▶ **Written task**
Return every entry exactly as written.

━━ Materials provided ━━

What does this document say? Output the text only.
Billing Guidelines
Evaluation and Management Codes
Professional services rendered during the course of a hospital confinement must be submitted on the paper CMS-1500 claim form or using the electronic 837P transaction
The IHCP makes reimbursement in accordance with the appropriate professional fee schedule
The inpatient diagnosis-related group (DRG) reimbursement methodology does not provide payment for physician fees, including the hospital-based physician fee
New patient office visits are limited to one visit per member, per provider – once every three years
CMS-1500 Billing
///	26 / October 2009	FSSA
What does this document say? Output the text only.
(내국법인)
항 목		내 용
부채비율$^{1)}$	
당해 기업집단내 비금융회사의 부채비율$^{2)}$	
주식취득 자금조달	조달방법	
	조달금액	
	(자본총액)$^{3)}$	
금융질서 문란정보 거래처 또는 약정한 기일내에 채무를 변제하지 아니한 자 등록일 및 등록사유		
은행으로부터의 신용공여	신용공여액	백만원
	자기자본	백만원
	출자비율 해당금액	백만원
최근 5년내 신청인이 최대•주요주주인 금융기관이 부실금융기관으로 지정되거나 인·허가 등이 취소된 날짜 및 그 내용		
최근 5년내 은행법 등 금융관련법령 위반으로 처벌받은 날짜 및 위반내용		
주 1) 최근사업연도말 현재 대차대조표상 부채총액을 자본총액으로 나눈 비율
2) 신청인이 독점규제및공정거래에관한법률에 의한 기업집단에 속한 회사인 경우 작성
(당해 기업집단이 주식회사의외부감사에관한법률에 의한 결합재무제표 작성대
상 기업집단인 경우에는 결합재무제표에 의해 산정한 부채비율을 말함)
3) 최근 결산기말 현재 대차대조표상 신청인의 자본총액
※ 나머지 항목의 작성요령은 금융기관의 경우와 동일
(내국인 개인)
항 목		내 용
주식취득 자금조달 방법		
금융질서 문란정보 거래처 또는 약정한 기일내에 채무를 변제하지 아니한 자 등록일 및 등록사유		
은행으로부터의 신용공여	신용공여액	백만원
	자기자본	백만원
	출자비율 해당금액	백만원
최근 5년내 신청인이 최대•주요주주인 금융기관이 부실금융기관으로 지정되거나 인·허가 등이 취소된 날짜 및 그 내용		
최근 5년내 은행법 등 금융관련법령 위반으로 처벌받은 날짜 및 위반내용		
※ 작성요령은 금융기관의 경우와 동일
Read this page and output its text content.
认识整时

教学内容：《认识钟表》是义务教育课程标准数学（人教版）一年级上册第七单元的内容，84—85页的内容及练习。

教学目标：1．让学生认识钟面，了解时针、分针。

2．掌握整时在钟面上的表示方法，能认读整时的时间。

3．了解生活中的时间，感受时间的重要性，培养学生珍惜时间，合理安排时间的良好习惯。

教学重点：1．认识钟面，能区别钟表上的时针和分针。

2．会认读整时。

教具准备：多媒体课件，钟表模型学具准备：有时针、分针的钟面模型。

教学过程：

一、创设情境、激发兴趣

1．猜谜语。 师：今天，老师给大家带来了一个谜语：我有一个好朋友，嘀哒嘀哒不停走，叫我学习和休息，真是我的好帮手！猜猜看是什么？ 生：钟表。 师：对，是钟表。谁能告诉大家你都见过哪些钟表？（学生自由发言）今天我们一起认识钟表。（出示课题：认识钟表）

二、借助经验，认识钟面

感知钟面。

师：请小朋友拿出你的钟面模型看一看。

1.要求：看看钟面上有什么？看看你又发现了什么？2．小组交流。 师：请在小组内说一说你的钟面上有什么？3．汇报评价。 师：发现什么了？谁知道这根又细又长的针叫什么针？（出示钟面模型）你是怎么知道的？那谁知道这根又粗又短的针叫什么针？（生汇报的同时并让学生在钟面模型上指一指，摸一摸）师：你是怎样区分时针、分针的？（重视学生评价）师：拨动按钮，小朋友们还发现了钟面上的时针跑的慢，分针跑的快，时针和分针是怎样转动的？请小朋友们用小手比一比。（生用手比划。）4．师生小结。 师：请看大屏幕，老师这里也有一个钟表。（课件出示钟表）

━━━

▶ **Exercise result**
What does this document say? Output the text only.
Billing Guidelines
Evaluation and Management Codes
Professional services rendered during the course of a hospital confinement must be submitted on the paper CMS-1500 claim form or using the electronic 837P transaction
The IHCP makes reimbursement in accordance with the appropriate professional fee schedule
The inpatient diagnosis-related group (DRG) reimbursement methodology does not provide payment for physician fees, including the hospital-based physician fee
New patient office visits are limited to one visit per member, per provider – once every three years
CMS-1500 Billing
///	26 / October 2009	FSSA
What does this document say? Output the text only.
(내국법인)
항 목		내 용
부채비율$^{1)}$	
당해 기업집단내 비금융회사의 부채비율$^{2)}$	
주식취득 자금조달	조달방법	
	조달금액	
	(자본총액)$^{3)}$	
금융질서 문란정보 거래처 또는 약정한 기일내에 채무를 변제하지 아니한 자 등록일 및 등록사유		
은행으로부터의 신용공여	신용공여액	백만원
	자기자본	백만원
	출자비율 해당금액	백만원
최근 5년내 신청인이 최대•주요주주인 금융기관이 부실금융기관으로 지정되거나 인·허가 등이 취소된 날짜 및 그 내용		
최근 5년내 은행법 등 금융관련법령 위반으로 처벌받은 날짜 및 위반내용		
주 1) 최근사업연도말 현재 대차대조표상 부채총액을 자본총액으로 나눈 비율
2) 신청인이 독점규제및공정거래에관한법률에 의한 기업집단에 속한 회사인 경우 작성
(당해 기업집단이 주식회사의외부감사에관한법률에 의한 결합재무제표 작성대
상 기업집단인 경우에는 결합재무제표에 의해 산정한 부채비율을 말함)
3) 최근 결산기말 현재 대차대조표상 신청인의 자본총액
※ 나머지 항목의 작성요령은 금융기관의 경우와 동일
(내국인 개인)
항 목		내 용
주식취득 자금조달 방법		
금융질서 문란정보 거래처 또는 약정한 기일내에 채무를 변제하지 아니한 자 등록일 및 등록사유		
은행으로부터의 신용공여	신용공여액	백만원
	자기자본	백만원
	출자비율 해당금액	백만원
최근 5년내 신청인이 최대•주요주주인 금융기관이 부실금융기관으로 지정되거나 인·허가 등이 취소된 날짜 및 그 내용		
최근 5년내 은행법 등 금융관련법령 위반으로 처벌받은 날짜 및 위반내용		
※ 작성요령은 금융기관의 경우와 동일
Read this page and output its text content.
认识整时

教学内容：《认识钟表》是义务教育课程标准数学（人教版）一年级上册第七单元的内容，84—85页的内容及练习。

教学目标：1．让学生认识钟面，了解时针、分针。

2．掌握整时在钟面上的表示方法，能认读整时的时间。

3．了解生活中的时间，感受时间的重要性，培养学生珍惜时间，合理安排时间的良好习惯。

教学重点：1．认识钟面，能区别钟表上的时针和分针。

2．会认读整时。

教具准备：多媒体课件，钟表模型学具准备：有时针、分针的钟面模型。

教学过程：

一、创设情境、激发兴趣

1．猜谜语。 师：今天，老师给大家带来了一个谜语：我有一个好朋友，嘀哒嘀哒不停走，叫我学习和休息，真是我的好帮手！猜猜看是什么？ 生：钟表。 师：对，是钟表。谁能告诉大家你都见过哪些钟表？（学生自由发言）今天我们一起认识钟表。（出示课题：认识钟表）

二、借助经验，认识钟面

感知钟面。

师：请小朋友拿出你的钟面模型看一看。

1.要求：看看钟面上有什么？看看你又发现了什么？2．小组交流。 师：请在小组内说一说你的钟面上有什么？3．汇报评价。 师：发现什么了？谁知道这根又细又长的针叫什么针？（出示钟面模型）你是怎么知道的？那谁知道这根又粗又短的针叫什么针？（生汇报的同时并让学生在钟面模型上指一指，摸一摸）师：你是怎样区分时针、分针的？（重视学生评价）师：拨动按钮，小朋友们还发现了钟面上的时针跑的慢，分针跑的快，时针和分针是怎样转动的？请小朋友们用小手比一比。（生用手比划。）4．师生小结。 师：请看大屏幕，老师这里也有一个钟表。（课件出示钟表）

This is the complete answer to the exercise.